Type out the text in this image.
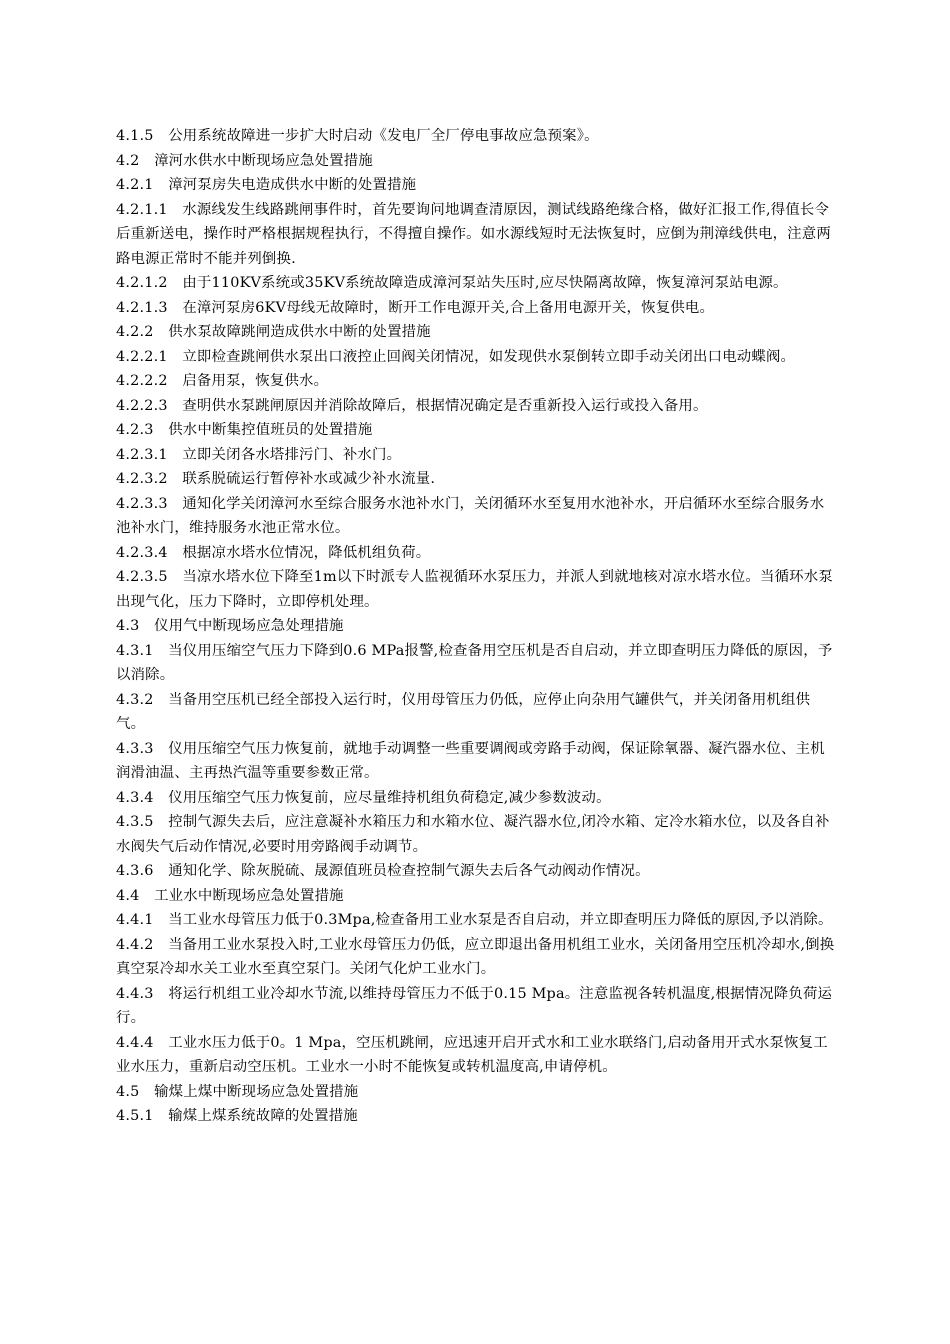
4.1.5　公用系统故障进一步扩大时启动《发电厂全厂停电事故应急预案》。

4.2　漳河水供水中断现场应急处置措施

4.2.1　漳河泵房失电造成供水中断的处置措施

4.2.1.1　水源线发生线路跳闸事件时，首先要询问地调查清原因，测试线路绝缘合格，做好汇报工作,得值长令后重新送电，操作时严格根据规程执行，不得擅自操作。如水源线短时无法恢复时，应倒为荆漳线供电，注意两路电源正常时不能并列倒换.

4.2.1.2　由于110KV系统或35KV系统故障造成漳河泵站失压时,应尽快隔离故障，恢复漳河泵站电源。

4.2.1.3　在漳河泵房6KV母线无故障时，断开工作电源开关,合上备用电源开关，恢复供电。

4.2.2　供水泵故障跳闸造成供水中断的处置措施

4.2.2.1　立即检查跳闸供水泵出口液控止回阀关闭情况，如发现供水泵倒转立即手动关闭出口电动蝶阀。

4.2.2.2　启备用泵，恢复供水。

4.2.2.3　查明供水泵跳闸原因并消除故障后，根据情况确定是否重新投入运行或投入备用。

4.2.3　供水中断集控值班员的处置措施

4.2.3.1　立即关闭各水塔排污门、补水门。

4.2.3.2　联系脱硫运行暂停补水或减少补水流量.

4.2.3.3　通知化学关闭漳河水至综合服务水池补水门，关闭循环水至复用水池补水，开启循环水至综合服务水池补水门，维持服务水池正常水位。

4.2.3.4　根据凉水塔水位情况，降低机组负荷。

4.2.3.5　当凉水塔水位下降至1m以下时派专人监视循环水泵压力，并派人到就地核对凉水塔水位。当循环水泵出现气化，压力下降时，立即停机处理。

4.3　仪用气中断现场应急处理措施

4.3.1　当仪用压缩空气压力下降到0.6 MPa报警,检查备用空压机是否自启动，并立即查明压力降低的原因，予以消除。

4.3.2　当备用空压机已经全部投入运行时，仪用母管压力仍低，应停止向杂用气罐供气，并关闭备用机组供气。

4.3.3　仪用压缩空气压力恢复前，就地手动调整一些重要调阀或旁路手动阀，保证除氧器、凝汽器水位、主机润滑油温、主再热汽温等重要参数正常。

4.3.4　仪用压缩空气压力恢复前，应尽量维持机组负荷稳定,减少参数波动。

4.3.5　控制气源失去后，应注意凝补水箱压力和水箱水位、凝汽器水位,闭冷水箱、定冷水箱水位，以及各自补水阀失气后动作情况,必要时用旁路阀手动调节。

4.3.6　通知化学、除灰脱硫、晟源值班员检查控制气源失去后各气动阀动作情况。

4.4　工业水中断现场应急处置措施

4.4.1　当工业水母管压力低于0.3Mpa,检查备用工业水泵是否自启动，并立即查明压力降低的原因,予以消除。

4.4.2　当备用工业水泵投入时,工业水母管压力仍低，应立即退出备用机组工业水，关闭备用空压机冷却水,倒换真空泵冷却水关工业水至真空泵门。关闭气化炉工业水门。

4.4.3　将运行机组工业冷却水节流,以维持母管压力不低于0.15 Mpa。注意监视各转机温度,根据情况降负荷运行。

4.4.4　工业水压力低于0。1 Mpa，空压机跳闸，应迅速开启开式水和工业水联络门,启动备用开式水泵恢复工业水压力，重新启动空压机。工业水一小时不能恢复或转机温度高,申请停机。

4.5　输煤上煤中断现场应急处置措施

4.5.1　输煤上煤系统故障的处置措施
* * *
◆ **Task directions**: Copy each line of the data above that holds "并立即查明压力降低的原因".

◆ **Solution to this problem**:
4.3.1　当仪用压缩空气压力下降到0.6 MPa报警,检查备用空压机是否自启动，并立即查明压力降低的原因，予以消除。
4.4.1　当工业水母管压力低于0.3Mpa,检查备用工业水泵是否自启动，并立即查明压力降低的原因,予以消除。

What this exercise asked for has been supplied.